Source document.
◇ ◇ ◇ ◇
At their last December meeting the EU council did two things, if I understood what they did correctly which is not always obvious. One, they threw their hands up and said: “OK, we are done, we have no longer neither any capacity nor any intention to have a say in Turkey’s domestic politics.” And two, they also said: “Let’s figure out a way to switch from accession to adherence and see if Ankara raises to the bite.” Meanwhile they punted towards incoming Biden administration. In the worst of two worlds, for the EU they would have gained some time.
They did. President Recep Tayyip Erdoğan dialed down the inflammatory rhetoric. Macron who needed a quick visit to the doctor for a mental health evaluation, now became “cher Emmanuel”. The seismic survey ships are pulled back to within the territorial waters. No more sabre rattling towards the East of Euphrates in Syria seems to be in the agenda. Varosha, following the joint picknicking by the Erdoğan-Bahçeli duo appears to be relegated to remain an afterthought.
The sixtyfirst round of exploratory Turkish-Greek talks are announced soon to be held in Istanbul. Foreign Minister received his German counterpart Heiko Maas and exchanged pleasantries following their meeting about the star footballer Mesut Özil. Right after that, he flew to Brussels and the EU top diplomat Borrell remained tight lipped as a tombstone concerning the human rights and freedom of speech issues in Turkey. Now, according to Çavuşoğlu, Ankara saw the abovementioned EU Council resolutions as an extended hand –rather than an affront.
◇ ◇ ◇ ◇
Reproduce word for word the stretch of the commentary on EU–Turkey relations from "The sixtyfirst round" through "than an affront.". The listing after this text is not needed.
◇ ◇ ◇ ◇
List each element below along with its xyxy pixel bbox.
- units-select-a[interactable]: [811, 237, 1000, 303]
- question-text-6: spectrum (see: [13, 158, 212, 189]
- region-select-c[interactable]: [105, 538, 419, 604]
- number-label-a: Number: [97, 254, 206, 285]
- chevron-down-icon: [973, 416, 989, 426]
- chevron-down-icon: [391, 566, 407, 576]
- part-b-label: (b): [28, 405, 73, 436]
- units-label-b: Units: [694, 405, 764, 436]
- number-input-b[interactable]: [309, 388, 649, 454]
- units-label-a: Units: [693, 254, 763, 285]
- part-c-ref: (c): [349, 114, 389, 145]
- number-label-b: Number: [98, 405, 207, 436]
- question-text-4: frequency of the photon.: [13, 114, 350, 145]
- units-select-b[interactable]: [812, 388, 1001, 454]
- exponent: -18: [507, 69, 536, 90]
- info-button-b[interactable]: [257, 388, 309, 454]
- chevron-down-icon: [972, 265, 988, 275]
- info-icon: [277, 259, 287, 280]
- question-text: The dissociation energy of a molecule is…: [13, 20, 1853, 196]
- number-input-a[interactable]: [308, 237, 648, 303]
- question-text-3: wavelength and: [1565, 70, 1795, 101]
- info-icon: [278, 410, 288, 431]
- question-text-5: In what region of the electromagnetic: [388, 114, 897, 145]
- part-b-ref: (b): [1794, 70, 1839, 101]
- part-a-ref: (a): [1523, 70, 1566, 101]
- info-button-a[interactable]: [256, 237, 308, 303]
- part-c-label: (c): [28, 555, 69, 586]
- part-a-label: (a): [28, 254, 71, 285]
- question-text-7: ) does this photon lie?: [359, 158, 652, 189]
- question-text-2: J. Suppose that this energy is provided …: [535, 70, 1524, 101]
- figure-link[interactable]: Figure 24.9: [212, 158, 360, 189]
◇ ◇ ◇ ◇
Answer below.
The sixtyfirst round of exploratory Turkish-Greek talks are announced soon to be held in Istanbul. Foreign Minister received his German counterpart Heiko Maas and exchanged pleasantries following their meeting about the star footballer Mesut Özil. Right after that, he flew to Brussels and the EU top diplomat Borrell remained tight lipped as a tombstone concerning the human rights and freedom of speech issues in Turkey. Now, according to Çavuşoğlu, Ankara saw the abovementioned EU Council resolutions as an extended hand –rather than an affront.